Given task
Drop the images; return everything else in the listing below exactly.
== Exercise materials ==
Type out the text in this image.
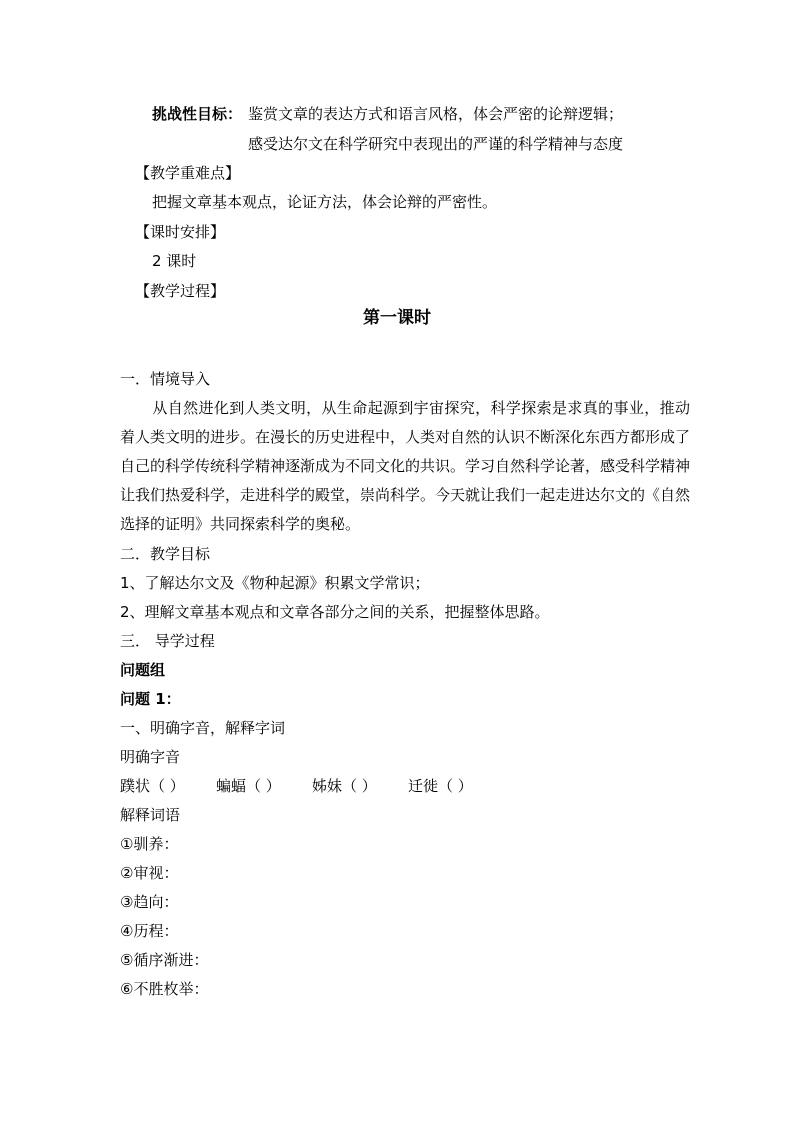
挑战性目标： 鉴赏文章的表达方式和语言风格，体会严密的论辩逻辑；
感受达尔文在科学研究中表现出的严谨的科学精神与态度
【教学重难点】
把握文章基本观点，论证方法，体会论辩的严密性。
【课时安排】
2 课时
【教学过程】
第一课时
一．情境导入
从自然进化到人类文明，从生命起源到宇宙探究，科学探索是求真的事业，推动着人类文明的进步。在漫长的历史进程中，人类对自然的认识不断深化东西方都形成了自己的科学传统科学精神逐渐成为不同文化的共识。学习自然科学论著，感受科学精神让我们热爱科学，走进科学的殿堂，崇尚科学。今天就让我们一起走进达尔文的《自然选择的证明》共同探索科学的奥秘。
二．教学目标
1、了解达尔文及《物种起源》积累文学常识；
2、理解文章基本观点和文章各部分之间的关系，把握整体思路。
三． 导学过程
问题组
问题 1：
一、明确字音，解释字词
明确字音
蹼状（ ） 蝙蝠（ ） 姊妹（ ） 迁徙（ ）
解释词语
①驯养：
②审视：
③趋向：
④历程：
⑤循序渐进：
⑥不胜枚举：
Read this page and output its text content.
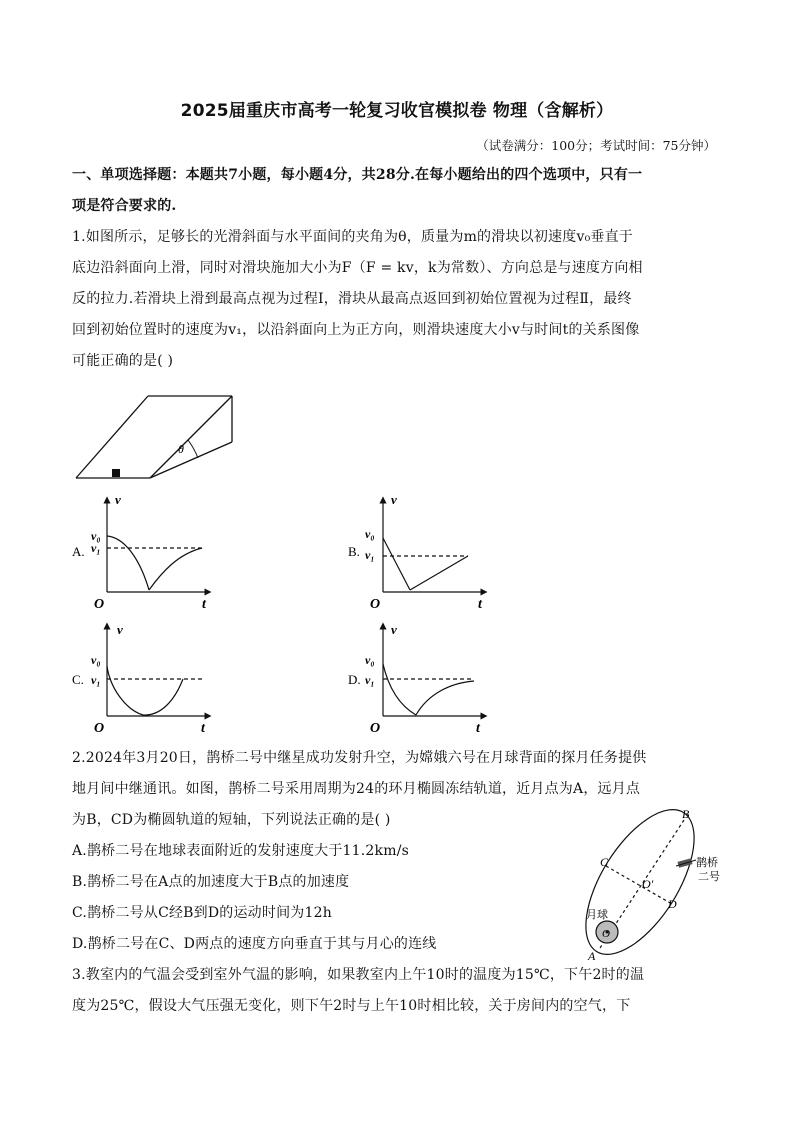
2025届重庆市高考一轮复习收官模拟卷 物理（含解析）
（试卷满分：100分；考试时间：75分钟）
一、单项选择题：本题共7小题，每小题4分，共28分.在每小题给出的四个选项中，只有一
项是符合要求的.
1.如图所示，足够长的光滑斜面与水平面间的夹角为θ，质量为m的滑块以初速度v₀垂直于
底边沿斜面向上滑，同时对滑块施加大小为F（F = kv，k为常数）、方向总是与速度方向相
反的拉力.若滑块上滑到最高点视为过程Ⅰ，滑块从最高点返回到初始位置视为过程Ⅱ，最终
回到初始位置时的速度为v₁，以沿斜面向上为正方向，则滑块速度大小v与时间t的关系图像
可能正确的是( )
θ
A.
v
v₀
v₁
O	t
B.
v
v₀
v₁
O	t
C.
v
v₀
v₁
O	t
D.
v
v₀
v₁
O	t
2.2024年3月20日，鹊桥二号中继星成功发射升空，为嫦娥六号在月球背面的探月任务提供
地月间中继通讯。如图，鹊桥二号采用周期为24的环月椭圆冻结轨道，近月点为A，远月点
为B，CD为椭圆轨道的短轴，下列说法正确的是( )
A.鹊桥二号在地球表面附近的发射速度大于11.2km/s
B.鹊桥二号在A点的加速度大于B点的加速度
C.鹊桥二号从C经B到D的运动时间为12h
D.鹊桥二号在C、D两点的速度方向垂直于其与月心的连线
B
C
O'
D
O
月球
A
鹊桥
二号
3.教室内的气温会受到室外气温的影响，如果教室内上午10时的温度为15℃，下午2时的温
度为25℃，假设大气压强无变化，则下午2时与上午10时相比较，关于房间内的空气，下
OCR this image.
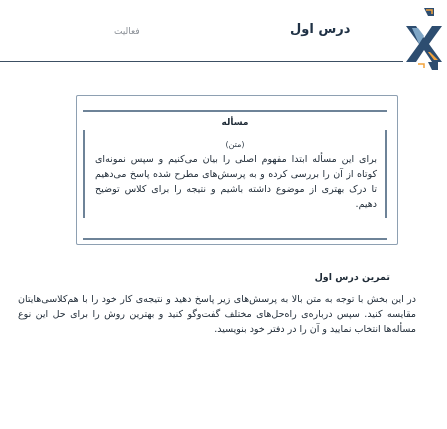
فعالیت	درس اول
مسأله
(متن)
برای این مسأله ابتدا مفهوم اصلی را بیان می‌کنیم و سپس نمونه‌ای کوتاه از آن را بررسی کرده و به پرسش‌های مطرح شده پاسخ می‌دهیم تا درک بهتری از موضوع داشته باشیم و نتیجه را برای کلاس توضیح دهیم.
تمرین درس اول
در این بخش با توجه به متن بالا به پرسش‌های زیر پاسخ دهید و نتیجه‌ی کار خود را با هم‌کلاسی‌هایتان مقایسه کنید. سپس درباره‌ی راه‌حل‌های مختلف گفت‌وگو کنید و بهترین روش را برای حل این نوع مسأله‌ها انتخاب نمایید و آن را در دفتر خود بنویسید.
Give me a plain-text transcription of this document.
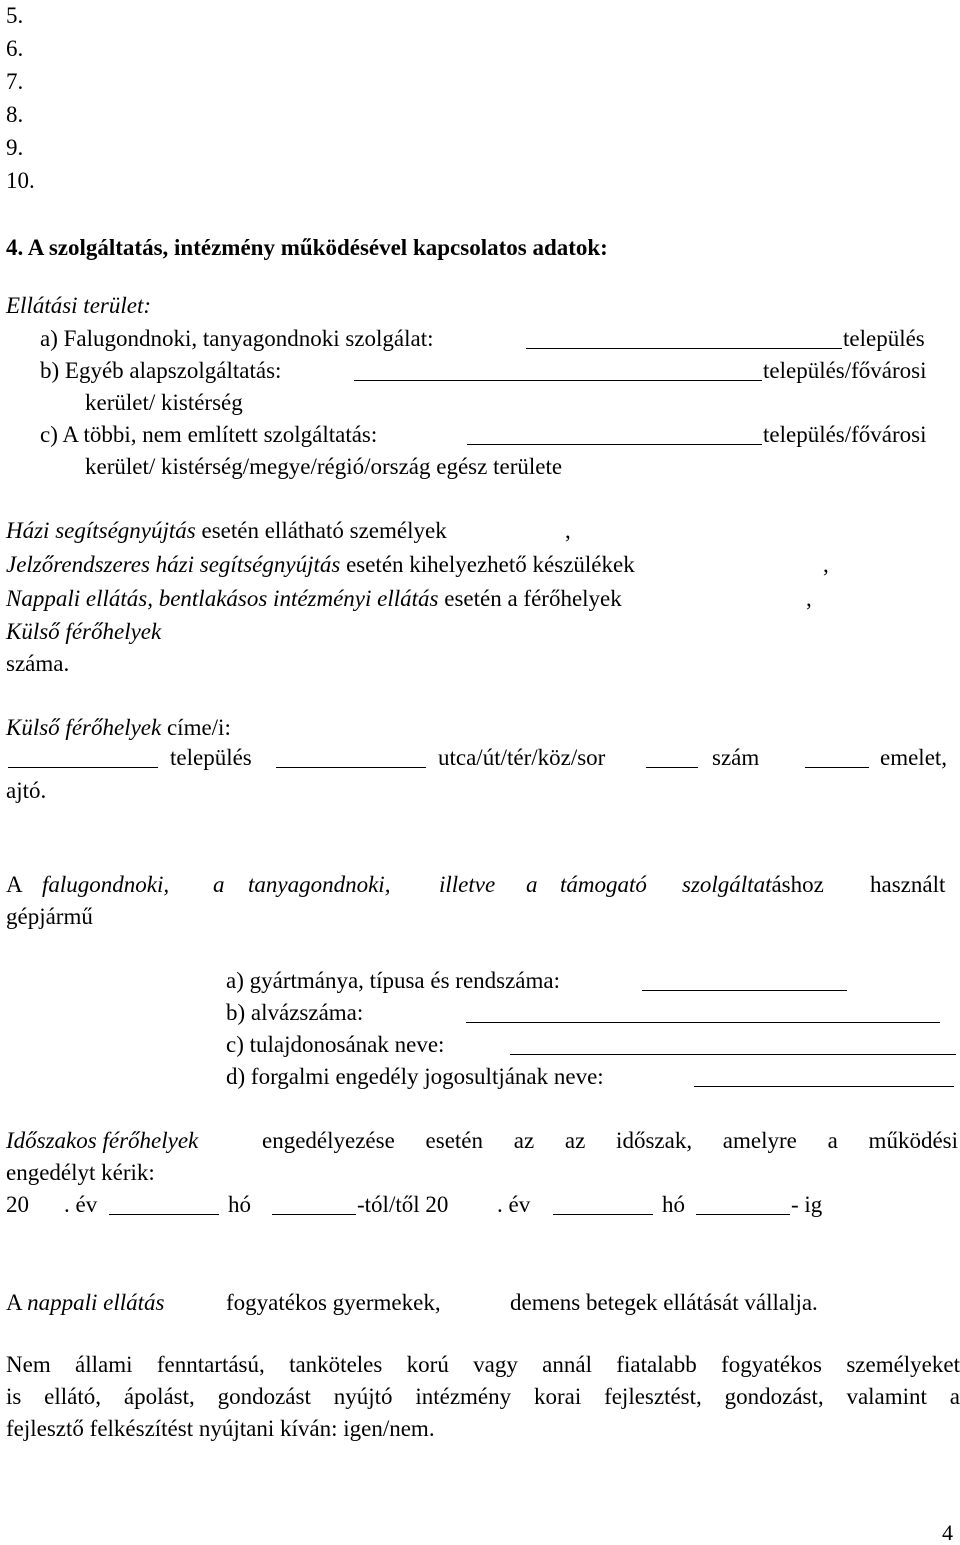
5.
6.
7.
8.
9.
10.
4. A szolgáltatás, intézmény működésével kapcsolatos adatok:
Ellátási terület:
a) Falugondnoki, tanyagondnoki szolgálat:	település
b) Egyéb alapszolgáltatás:	település/fővárosi
kerület/ kistérség
c) A többi, nem említett szolgáltatás:	település/fővárosi
kerület/ kistérség/megye/régió/ország egész területe
Házi segítségnyújtás esetén ellátható személyek	,
Jelzőrendszeres házi segítségnyújtás esetén kihelyezhető készülékek	,
Nappali ellátás, bentlakásos intézményi ellátás esetén a férőhelyek	,
Külső férőhelyek
száma.
Külső férőhelyek címe/i:
település	utca/út/tér/köz/sor	szám	emelet,
ajtó.
A falugondnoki, a tanyagondnoki, illetve a támogató szolgáltatáshoz használt
gépjármű
a) gyártmánya, típusa és rendszáma:
b) alvázszáma:
c) tulajdonosának neve:
d) forgalmi engedély jogosultjának neve:
Időszakos férőhelyek	engedélyezése esetén az az időszak, amelyre a működési
engedélyt kérik:
20 . év	hó	-tól/től 20 . év	hó	- ig
A nappali ellátás	fogyatékos gyermekek,	demens betegek ellátását vállalja.
Nem állami fenntartású, tanköteles korú vagy annál fiatalabb fogyatékos személyeket
is ellátó, ápolást, gondozást nyújtó intézmény korai fejlesztést, gondozást, valamint a
fejlesztő felkészítést nyújtani kíván: igen/nem.
4
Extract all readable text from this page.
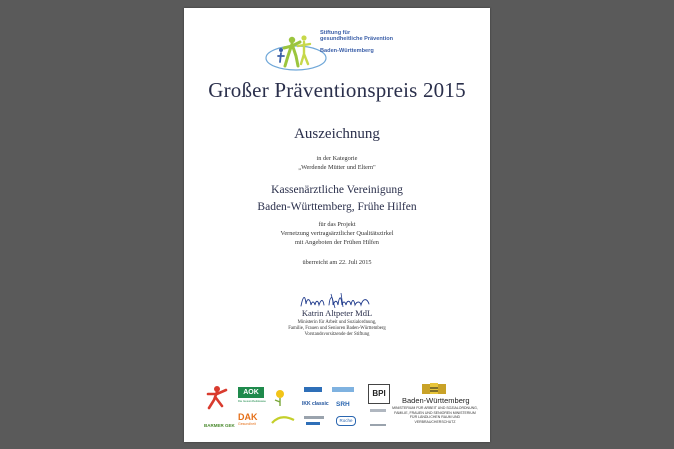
Stiftung für
gesundheitliche Prävention
Baden-Württemberg
Großer Präventionspreis 2015
Auszeichnung
in der Kategorie
„Werdende Mütter und Eltern"
Kassenärztliche Vereinigung
Baden-Württemberg, Frühe Hilfen
für das Projekt
Vernetzung vertragsärztlicher Qualitätszirkel
mit Angeboten der Frühen Hilfen
überreicht am 22. Juli 2015
Katrin Altpeter MdL
Ministerin für Arbeit und Sozialordnung,
Familie, Frauen und Senioren Baden-Württemberg
Vorstandsvorsitzende der Stiftung
BARMER GEK
AOK
Die Gesundheitskasse
DAK
Gesundheit
IKK classic SRH
Roche
BPI
Baden-Württemberg
MINISTERIUM FÜR ARBEIT UND SOZIALORDNUNG, FAMILIE, FRAUEN UND SENIOREN MINISTERIUM FÜR LÄNDLICHEN RAUM UND VERBRAUCHERSCHUTZ
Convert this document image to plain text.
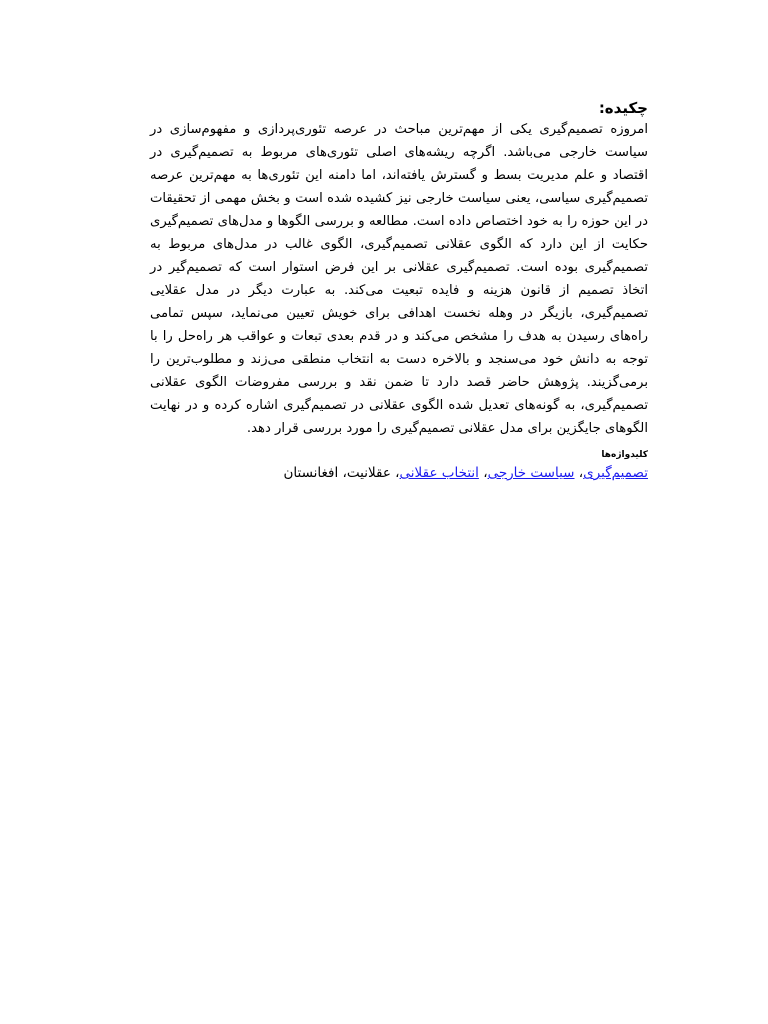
چکیده:

امروزه تصمیم‌گیری یکی از مهم‌ترین مباحث در عرصه تئوری‌پردازی و مفهوم‌سازی در سیاست خارجی می‌باشد. اگرچه ریشه‌های اصلی تئوری‌های مربوط به تصمیم‌گیری در اقتصاد و علم مدیریت بسط و گسترش یافته‌اند، اما دامنه این تئوری‌ها به مهم‌ترین عرصه تصمیم‌گیری سیاسی، یعنی سیاست خارجی نیز کشیده شده است و بخش مهمی از تحقیقات در این حوزه را به خود اختصاص داده است. مطالعه و بررسی الگوها و مدل‌های تصمیم‌گیری حکایت از این دارد که الگوی عقلانی تصمیم‌گیری، الگوی غالب در مدل‌های مربوط به تصمیم‌گیری بوده است. تصمیم‌گیری عقلانی بر این فرض استوار است که تصمیم‌گیر در اتخاذ تصمیم از قانون هزینه و فایده تبعیت می‌کند. به عبارت دیگر در مدل عقلایی تصمیم‌گیری، بازیگر در وهله نخست اهدافی برای خویش تعیین می‌نماید، سپس تمامی راه‌های رسیدن به هدف را مشخص می‌کند و در قدم بعدی تبعات و عواقب هر راه‌حل را با توجه به دانش خود می‌سنجد و بالاخره دست به انتخاب منطقی می‌زند و مطلوب‌ترین را برمی‌گزیند. پژوهش حاضر قصد دارد تا ضمن نقد و بررسی مفروضات الگوی عقلانی تصمیم‌گیری، به گونه‌های تعدیل شده الگوی عقلانی در تصمیم‌گیری اشاره کرده و در نهایت الگوهای جایگزین برای مدل عقلانی تصمیم‌گیری را مورد بررسی قرار دهد.

کلیدواژه‌ها

تصمیم‌گیری، سیاست خارجی، انتخاب عقلانی، عقلانیت، افغانستان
===
Output below
Type out the text in this image.
挑战性目标： 鉴赏文章的表达方式和语言风格，体会严密的论辩逻辑；
感受达尔文在科学研究中表现出的严谨的科学精神与态度
【教学重难点】
把握文章基本观点，论证方法，体会论辩的严密性。
【课时安排】
2 课时
【教学过程】
第一课时
一．情境导入
从自然进化到人类文明，从生命起源到宇宙探究，科学探索是求真的事业，推动着人类文明的进步。在漫长的历史进程中，人类对自然的认识不断深化东西方都形成了自己的科学传统科学精神逐渐成为不同文化的共识。学习自然科学论著，感受科学精神让我们热爱科学，走进科学的殿堂，崇尚科学。今天就让我们一起走进达尔文的《自然选择的证明》共同探索科学的奥秘。
二．教学目标
1、了解达尔文及《物种起源》积累文学常识；
2、理解文章基本观点和文章各部分之间的关系，把握整体思路。
三． 导学过程
问题组
问题 1：
一、明确字音，解释字词
明确字音
蹼状（ ） 蝙蝠（ ） 姊妹（ ） 迁徙（ ）
解释词语
①驯养：
②审视：
③趋向：
④历程：
⑤循序渐进：
⑥不胜枚举：
Read this page and output its text content.
2025届重庆市高考一轮复习收官模拟卷 物理（含解析）
（试卷满分：100分；考试时间：75分钟）
一、单项选择题：本题共7小题，每小题4分，共28分.在每小题给出的四个选项中，只有一
项是符合要求的.
1.如图所示，足够长的光滑斜面与水平面间的夹角为θ，质量为m的滑块以初速度v₀垂直于
底边沿斜面向上滑，同时对滑块施加大小为F（F = kv，k为常数）、方向总是与速度方向相
反的拉力.若滑块上滑到最高点视为过程Ⅰ，滑块从最高点返回到初始位置视为过程Ⅱ，最终
回到初始位置时的速度为v₁，以沿斜面向上为正方向，则滑块速度大小v与时间t的关系图像
可能正确的是( )
θ
A.
v
v₀
v₁
O	t
B.
v
v₀
v₁
O	t
C.
v
v₀
v₁
O	t
D.
v
v₀
v₁
O	t
2.2024年3月20日，鹊桥二号中继星成功发射升空，为嫦娥六号在月球背面的探月任务提供
地月间中继通讯。如图，鹊桥二号采用周期为24的环月椭圆冻结轨道，近月点为A，远月点
为B，CD为椭圆轨道的短轴，下列说法正确的是( )
A.鹊桥二号在地球表面附近的发射速度大于11.2km/s
B.鹊桥二号在A点的加速度大于B点的加速度
C.鹊桥二号从C经B到D的运动时间为12h
D.鹊桥二号在C、D两点的速度方向垂直于其与月心的连线
B
C
O'
D
O
月球
A
鹊桥
二号
3.教室内的气温会受到室外气温的影响，如果教室内上午10时的温度为15℃，下午2时的温
度为25℃，假设大气压强无变化，则下午2时与上午10时相比较，关于房间内的空气，下
OCR this image.
فعالیت	درس اول
مسأله
(متن)
برای این مسأله ابتدا مفهوم اصلی را بیان می‌کنیم و سپس نمونه‌ای کوتاه از آن را بررسی کرده و به پرسش‌های مطرح شده پاسخ می‌دهیم تا درک بهتری از موضوع داشته باشیم و نتیجه را برای کلاس توضیح دهیم.
تمرین درس اول
در این بخش با توجه به متن بالا به پرسش‌های زیر پاسخ دهید و نتیجه‌ی کار خود را با هم‌کلاسی‌هایتان مقایسه کنید. سپس درباره‌ی راه‌حل‌های مختلف گفت‌وگو کنید و بهترین روش را برای حل این نوع مسأله‌ها انتخاب نمایید و آن را در دفتر خود بنویسید.
Give me a plain-text transcription of this document.
5.
6.
7.
8.
9.
10.
4. A szolgáltatás, intézmény működésével kapcsolatos adatok:
Ellátási terület:
a) Falugondnoki, tanyagondnoki szolgálat:	település
b) Egyéb alapszolgáltatás:	település/fővárosi
kerület/ kistérség
c) A többi, nem említett szolgáltatás:	település/fővárosi
kerület/ kistérség/megye/régió/ország egész területe
Házi segítségnyújtás esetén ellátható személyek	,
Jelzőrendszeres házi segítségnyújtás esetén kihelyezhető készülékek	,
Nappali ellátás, bentlakásos intézményi ellátás esetén a férőhelyek	,
Külső férőhelyek
száma.
Külső férőhelyek címe/i:
település	utca/út/tér/köz/sor	szám	emelet,
ajtó.
A falugondnoki, a tanyagondnoki, illetve a támogató szolgáltatáshoz használt
gépjármű
a) gyártmánya, típusa és rendszáma:
b) alvázszáma:
c) tulajdonosának neve:
d) forgalmi engedély jogosultjának neve:
Időszakos férőhelyek	engedélyezése esetén az az időszak, amelyre a működési
engedélyt kérik:
20 . év	hó	-tól/től 20 . év	hó	- ig
A nappali ellátás	fogyatékos gyermekek,	demens betegek ellátását vállalja.
Nem állami fenntartású, tanköteles korú vagy annál fiatalabb fogyatékos személyeket
is ellátó, ápolást, gondozást nyújtó intézmény korai fejlesztést, gondozást, valamint a
fejlesztő felkészítést nyújtani kíván: igen/nem.
4
Extract all readable text from this page.
Stiftung für
gesundheitliche Prävention
Baden-Württemberg
Großer Präventionspreis 2015
Auszeichnung
in der Kategorie
„Werdende Mütter und Eltern"
Kassenärztliche Vereinigung
Baden-Württemberg, Frühe Hilfen
für das Projekt
Vernetzung vertragsärztlicher Qualitätszirkel
mit Angeboten der Frühen Hilfen
überreicht am 22. Juli 2015
Katrin Altpeter MdL
Ministerin für Arbeit und Sozialordnung,
Familie, Frauen und Senioren Baden-Württemberg
Vorstandsvorsitzende der Stiftung
BARMER GEK
AOK
Die Gesundheitskasse
DAK
Gesundheit
IKK classic SRH
Roche
BPI
Baden-Württemberg
MINISTERIUM FÜR ARBEIT UND SOZIALORDNUNG, FAMILIE, FRAUEN UND SENIOREN MINISTERIUM FÜR LÄNDLICHEN RAUM UND VERBRAUCHERSCHUTZ
Convert this document image to plain text.
چکیده:

امروزه تصمیم‌گیری یکی از مهم‌ترین مباحث در عرصه تئوری‌پردازی و مفهوم‌سازی در سیاست خارجی می‌باشد. اگرچه ریشه‌های اصلی تئوری‌های مربوط به تصمیم‌گیری در اقتصاد و علم مدیریت بسط و گسترش یافته‌اند، اما دامنه این تئوری‌ها به مهم‌ترین عرصه تصمیم‌گیری سیاسی، یعنی سیاست خارجی نیز کشیده شده است و بخش مهمی از تحقیقات در این حوزه را به خود اختصاص داده است. مطالعه و بررسی الگوها و مدل‌های تصمیم‌گیری حکایت از این دارد که الگوی عقلانی تصمیم‌گیری، الگوی غالب در مدل‌های مربوط به تصمیم‌گیری بوده است. تصمیم‌گیری عقلانی بر این فرض استوار است که تصمیم‌گیر در اتخاذ تصمیم از قانون هزینه و فایده تبعیت می‌کند. به عبارت دیگر در مدل عقلایی تصمیم‌گیری، بازیگر در وهله نخست اهدافی برای خویش تعیین می‌نماید، سپس تمامی راه‌های رسیدن به هدف را مشخص می‌کند و در قدم بعدی تبعات و عواقب هر راه‌حل را با توجه به دانش خود می‌سنجد و بالاخره دست به انتخاب منطقی می‌زند و مطلوب‌ترین را برمی‌گزیند. پژوهش حاضر قصد دارد تا ضمن نقد و بررسی مفروضات الگوی عقلانی تصمیم‌گیری، به گونه‌های تعدیل شده الگوی عقلانی در تصمیم‌گیری اشاره کرده و در نهایت الگوهای جایگزین برای مدل عقلانی تصمیم‌گیری را مورد بررسی قرار دهد.

کلیدواژه‌ها

تصمیم‌گیری، سیاست خارجی، انتخاب عقلانی، عقلانیت، افغانستان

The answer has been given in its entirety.